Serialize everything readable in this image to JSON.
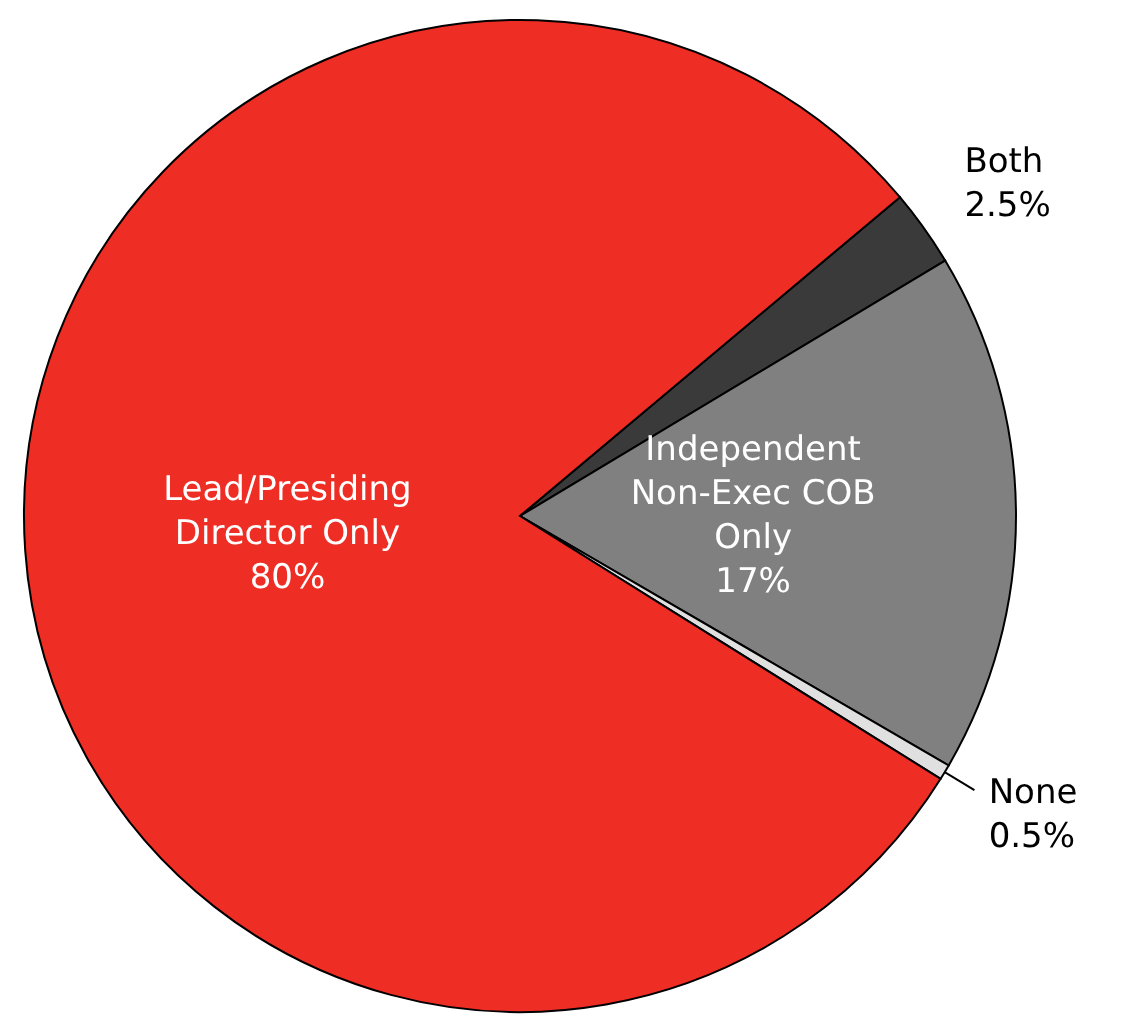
{
  "chart_data": {
    "type": "pie",
    "categories": [
      "Both",
      "Independent Non-Exec COB Only",
      "None",
      "Lead/Presiding Director Only"
    ],
    "values": [
      2.5,
      17,
      0.5,
      80
    ],
    "value_labels": [
      "2.5%",
      "17%",
      "0.5%",
      "80%"
    ],
    "colors": [
      "#3a3a3a",
      "#808080",
      "#e0e0e0",
      "#ee2d24"
    ]
  }
}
•••
WRITTEN INSTRUCTION
Collect the complete line wherever the string "Only" appears in the records.

OUTPUT FOR THIS EXERCISE
      "Independent Non-Exec COB Only",
      "Lead/Presiding Director Only"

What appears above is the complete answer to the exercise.